Some records:
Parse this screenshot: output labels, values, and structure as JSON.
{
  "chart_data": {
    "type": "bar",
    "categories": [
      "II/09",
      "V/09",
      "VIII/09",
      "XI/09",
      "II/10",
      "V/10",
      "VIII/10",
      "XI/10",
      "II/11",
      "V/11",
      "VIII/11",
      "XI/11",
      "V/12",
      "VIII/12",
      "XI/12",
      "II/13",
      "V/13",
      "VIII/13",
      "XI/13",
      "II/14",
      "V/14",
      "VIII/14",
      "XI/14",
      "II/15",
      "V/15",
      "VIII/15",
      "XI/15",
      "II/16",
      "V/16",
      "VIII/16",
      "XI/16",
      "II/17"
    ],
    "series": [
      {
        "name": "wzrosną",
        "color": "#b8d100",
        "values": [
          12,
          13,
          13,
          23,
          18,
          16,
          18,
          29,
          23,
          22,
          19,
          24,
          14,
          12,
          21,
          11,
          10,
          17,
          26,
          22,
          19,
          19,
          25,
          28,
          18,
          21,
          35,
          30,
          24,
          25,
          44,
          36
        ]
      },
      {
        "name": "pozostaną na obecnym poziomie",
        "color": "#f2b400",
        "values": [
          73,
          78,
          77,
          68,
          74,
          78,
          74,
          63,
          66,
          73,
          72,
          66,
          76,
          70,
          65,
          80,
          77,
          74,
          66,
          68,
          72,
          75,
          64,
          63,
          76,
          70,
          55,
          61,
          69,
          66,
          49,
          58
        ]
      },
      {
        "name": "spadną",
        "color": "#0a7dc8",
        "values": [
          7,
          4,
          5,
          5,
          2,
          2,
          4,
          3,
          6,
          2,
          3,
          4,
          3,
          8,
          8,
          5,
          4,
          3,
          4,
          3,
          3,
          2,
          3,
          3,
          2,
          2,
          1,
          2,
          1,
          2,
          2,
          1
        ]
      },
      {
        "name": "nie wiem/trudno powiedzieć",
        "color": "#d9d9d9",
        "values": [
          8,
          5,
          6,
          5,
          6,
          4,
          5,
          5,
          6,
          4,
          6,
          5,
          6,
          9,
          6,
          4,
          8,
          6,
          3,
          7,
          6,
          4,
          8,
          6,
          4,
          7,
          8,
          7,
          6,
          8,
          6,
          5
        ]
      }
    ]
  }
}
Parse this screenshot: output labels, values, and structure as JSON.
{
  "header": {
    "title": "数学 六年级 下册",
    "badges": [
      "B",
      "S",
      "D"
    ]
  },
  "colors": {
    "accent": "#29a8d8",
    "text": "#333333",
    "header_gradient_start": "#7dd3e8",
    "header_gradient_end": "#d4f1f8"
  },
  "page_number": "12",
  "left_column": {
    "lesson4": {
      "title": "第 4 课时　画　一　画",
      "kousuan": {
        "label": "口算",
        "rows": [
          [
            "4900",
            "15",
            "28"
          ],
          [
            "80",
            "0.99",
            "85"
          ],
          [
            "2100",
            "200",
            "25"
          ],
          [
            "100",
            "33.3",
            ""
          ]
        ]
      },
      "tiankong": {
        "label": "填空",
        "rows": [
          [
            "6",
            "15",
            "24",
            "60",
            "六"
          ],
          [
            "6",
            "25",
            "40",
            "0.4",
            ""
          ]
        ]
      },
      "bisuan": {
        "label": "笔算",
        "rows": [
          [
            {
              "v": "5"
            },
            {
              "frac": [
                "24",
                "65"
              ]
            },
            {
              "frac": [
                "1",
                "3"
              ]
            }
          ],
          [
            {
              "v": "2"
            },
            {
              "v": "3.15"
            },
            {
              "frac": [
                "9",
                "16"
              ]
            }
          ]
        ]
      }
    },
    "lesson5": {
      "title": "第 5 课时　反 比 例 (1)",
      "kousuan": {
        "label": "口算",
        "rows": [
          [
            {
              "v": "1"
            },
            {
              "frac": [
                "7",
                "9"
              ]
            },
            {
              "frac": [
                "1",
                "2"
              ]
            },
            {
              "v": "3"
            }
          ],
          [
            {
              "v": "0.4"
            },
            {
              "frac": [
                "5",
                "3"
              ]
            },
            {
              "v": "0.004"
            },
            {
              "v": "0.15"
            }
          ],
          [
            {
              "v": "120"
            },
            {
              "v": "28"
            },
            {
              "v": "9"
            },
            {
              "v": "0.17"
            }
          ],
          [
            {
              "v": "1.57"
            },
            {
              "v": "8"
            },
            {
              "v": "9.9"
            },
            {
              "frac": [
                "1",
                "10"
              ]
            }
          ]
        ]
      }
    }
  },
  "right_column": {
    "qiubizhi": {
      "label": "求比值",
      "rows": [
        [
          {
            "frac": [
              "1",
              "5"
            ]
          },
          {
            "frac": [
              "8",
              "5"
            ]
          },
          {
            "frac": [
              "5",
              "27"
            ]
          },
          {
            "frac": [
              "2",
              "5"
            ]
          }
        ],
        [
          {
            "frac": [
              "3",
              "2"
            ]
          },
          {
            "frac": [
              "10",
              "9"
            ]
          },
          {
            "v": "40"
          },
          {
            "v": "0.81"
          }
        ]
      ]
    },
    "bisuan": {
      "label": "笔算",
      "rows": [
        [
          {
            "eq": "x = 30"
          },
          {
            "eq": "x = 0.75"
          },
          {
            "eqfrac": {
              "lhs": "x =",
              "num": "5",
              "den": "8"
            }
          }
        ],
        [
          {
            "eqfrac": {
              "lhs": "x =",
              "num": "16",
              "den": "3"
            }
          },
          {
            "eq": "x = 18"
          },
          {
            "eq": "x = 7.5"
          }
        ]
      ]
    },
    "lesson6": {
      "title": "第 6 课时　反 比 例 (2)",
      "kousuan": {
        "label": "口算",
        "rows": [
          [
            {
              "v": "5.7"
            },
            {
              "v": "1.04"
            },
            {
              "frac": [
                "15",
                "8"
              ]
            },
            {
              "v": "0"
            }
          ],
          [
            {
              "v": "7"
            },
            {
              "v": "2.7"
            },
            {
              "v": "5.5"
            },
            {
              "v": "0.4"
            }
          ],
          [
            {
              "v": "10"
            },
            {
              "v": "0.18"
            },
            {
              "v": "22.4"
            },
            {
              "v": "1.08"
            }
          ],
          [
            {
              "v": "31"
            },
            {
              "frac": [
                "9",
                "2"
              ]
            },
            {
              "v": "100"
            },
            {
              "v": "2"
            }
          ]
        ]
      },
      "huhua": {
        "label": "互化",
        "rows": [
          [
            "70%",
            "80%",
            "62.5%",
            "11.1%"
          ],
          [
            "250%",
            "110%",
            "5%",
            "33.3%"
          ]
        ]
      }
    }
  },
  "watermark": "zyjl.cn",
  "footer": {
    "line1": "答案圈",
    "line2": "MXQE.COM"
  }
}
* * *
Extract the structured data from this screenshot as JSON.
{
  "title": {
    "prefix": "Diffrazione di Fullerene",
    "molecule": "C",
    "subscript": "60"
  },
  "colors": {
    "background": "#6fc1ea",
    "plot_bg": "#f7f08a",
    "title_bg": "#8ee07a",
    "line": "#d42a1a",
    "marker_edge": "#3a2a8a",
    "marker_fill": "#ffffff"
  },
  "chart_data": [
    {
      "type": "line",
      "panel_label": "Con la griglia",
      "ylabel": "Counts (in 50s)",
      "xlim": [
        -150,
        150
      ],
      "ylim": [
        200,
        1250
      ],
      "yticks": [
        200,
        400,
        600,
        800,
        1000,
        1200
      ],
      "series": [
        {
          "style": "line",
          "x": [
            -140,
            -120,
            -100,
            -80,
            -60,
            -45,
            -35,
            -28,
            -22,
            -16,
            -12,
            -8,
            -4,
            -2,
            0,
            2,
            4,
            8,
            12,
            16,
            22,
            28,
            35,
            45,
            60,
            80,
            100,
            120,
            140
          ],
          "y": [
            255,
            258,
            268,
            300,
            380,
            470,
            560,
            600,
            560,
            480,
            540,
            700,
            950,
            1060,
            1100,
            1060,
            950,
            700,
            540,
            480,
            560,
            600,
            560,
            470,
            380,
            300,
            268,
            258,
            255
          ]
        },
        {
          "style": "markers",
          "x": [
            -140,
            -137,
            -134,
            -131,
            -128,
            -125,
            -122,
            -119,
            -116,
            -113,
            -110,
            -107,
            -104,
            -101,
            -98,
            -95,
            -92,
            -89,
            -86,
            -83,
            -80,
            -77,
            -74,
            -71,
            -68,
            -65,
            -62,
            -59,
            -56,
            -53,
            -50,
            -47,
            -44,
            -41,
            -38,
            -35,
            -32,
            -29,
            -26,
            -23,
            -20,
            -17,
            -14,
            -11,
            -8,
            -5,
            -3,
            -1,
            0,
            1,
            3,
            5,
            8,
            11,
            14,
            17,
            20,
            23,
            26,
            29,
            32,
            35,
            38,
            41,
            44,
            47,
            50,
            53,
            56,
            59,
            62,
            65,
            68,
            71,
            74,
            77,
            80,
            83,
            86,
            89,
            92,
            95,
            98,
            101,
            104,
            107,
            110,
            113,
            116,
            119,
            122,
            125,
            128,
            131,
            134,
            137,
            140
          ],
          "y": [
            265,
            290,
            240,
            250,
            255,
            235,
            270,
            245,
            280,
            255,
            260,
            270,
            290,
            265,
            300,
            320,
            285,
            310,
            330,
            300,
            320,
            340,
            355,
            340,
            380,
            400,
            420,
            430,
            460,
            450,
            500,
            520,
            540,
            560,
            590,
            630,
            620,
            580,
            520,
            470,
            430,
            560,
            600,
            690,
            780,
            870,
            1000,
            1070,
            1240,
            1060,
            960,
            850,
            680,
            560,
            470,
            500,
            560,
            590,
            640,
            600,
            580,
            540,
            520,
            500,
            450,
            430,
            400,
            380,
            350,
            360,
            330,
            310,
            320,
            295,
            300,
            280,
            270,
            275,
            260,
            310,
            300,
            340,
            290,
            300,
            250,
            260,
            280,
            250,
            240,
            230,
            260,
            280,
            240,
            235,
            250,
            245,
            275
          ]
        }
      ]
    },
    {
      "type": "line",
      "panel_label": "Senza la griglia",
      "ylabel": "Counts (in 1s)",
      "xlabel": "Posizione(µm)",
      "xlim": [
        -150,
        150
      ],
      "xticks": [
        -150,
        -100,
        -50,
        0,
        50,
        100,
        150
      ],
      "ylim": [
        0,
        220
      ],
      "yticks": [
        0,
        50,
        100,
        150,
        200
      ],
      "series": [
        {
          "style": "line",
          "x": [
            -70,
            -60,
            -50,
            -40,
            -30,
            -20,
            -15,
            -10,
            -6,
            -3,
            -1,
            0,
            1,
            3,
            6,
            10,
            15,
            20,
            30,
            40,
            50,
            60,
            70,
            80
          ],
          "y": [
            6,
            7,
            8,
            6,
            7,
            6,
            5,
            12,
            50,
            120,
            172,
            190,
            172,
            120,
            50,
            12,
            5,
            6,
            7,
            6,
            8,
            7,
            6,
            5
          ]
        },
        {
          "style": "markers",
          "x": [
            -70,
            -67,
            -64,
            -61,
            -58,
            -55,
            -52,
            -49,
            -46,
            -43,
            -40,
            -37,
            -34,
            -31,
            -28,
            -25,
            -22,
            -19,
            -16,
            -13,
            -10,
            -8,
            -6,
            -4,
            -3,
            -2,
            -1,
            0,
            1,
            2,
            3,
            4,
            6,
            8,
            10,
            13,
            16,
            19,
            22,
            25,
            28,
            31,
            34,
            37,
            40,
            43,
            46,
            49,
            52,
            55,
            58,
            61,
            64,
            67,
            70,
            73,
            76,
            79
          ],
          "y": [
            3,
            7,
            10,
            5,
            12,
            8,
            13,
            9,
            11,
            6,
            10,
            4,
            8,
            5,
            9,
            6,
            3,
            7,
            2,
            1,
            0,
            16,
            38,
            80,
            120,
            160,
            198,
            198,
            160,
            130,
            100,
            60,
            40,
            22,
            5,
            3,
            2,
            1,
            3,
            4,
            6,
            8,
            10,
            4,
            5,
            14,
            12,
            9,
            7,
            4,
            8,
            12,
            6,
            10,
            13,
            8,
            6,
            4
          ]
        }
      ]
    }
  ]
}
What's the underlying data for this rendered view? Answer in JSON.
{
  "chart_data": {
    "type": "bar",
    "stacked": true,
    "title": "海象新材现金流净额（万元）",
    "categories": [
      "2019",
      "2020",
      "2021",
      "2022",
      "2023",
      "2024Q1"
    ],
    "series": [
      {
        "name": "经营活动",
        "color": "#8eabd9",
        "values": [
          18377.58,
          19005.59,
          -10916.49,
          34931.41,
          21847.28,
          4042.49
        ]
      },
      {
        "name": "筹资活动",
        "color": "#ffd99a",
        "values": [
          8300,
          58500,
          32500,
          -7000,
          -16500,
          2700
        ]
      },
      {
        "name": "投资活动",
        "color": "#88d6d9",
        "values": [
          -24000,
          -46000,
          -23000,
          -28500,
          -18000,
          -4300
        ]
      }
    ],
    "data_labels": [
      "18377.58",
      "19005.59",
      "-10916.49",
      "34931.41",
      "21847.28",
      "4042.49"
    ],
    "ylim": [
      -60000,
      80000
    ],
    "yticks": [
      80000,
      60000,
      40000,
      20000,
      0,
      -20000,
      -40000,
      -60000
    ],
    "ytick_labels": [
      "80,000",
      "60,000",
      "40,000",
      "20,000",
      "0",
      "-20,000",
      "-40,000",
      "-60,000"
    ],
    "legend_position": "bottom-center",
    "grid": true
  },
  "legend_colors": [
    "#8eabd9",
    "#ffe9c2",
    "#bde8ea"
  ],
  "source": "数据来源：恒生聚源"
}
---
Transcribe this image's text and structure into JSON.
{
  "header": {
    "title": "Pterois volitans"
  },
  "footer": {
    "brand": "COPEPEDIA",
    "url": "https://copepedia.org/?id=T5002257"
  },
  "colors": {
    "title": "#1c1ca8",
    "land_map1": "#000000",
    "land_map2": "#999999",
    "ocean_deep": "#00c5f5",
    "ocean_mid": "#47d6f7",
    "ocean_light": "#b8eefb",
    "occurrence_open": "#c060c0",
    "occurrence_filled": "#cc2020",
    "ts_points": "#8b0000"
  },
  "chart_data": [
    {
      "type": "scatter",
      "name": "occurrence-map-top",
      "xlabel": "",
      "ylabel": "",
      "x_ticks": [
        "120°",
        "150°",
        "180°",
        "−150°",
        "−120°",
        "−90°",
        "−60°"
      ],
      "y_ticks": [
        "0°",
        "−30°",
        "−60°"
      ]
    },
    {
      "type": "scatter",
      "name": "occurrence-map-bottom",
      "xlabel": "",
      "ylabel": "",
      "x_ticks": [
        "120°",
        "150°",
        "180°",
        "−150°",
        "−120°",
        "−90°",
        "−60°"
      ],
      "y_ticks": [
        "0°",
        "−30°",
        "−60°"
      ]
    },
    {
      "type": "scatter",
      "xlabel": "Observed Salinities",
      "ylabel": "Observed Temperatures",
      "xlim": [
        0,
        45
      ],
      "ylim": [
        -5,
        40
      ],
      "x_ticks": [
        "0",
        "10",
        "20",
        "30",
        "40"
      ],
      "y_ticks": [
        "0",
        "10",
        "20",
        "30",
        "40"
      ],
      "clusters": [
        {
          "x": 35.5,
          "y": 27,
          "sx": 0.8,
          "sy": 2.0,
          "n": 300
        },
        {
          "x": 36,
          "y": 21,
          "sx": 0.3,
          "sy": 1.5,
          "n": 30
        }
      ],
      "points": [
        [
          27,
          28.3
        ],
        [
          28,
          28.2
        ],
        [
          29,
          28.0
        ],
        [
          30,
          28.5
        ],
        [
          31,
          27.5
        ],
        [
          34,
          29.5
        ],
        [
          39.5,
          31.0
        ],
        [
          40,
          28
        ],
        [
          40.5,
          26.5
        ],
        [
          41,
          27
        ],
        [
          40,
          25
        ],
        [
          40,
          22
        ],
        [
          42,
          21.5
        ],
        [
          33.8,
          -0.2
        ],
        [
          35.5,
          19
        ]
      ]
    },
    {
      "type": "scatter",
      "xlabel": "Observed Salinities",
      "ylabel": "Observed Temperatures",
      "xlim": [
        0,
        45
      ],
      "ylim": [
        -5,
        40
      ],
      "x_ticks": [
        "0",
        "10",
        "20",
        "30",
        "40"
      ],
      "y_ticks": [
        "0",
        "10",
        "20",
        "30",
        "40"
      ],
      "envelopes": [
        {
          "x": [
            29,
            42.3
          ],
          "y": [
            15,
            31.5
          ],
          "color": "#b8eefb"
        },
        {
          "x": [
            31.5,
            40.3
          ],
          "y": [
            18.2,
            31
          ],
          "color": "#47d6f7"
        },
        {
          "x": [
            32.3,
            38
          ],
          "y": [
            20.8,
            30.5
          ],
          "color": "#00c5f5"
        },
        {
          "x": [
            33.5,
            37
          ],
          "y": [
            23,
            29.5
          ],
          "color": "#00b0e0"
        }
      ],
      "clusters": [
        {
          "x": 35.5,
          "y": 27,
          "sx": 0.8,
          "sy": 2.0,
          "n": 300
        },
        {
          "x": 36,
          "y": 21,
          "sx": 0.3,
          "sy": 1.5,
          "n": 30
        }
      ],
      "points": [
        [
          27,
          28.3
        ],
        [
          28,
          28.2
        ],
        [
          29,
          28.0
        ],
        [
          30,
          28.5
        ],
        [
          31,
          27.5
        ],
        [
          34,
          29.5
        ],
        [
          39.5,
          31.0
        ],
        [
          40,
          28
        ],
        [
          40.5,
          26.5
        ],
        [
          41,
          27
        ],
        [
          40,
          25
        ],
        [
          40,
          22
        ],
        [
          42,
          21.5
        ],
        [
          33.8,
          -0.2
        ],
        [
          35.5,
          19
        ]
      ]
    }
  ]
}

## Job
Return only the count of lines in the records that hold the word "this".

## The result
5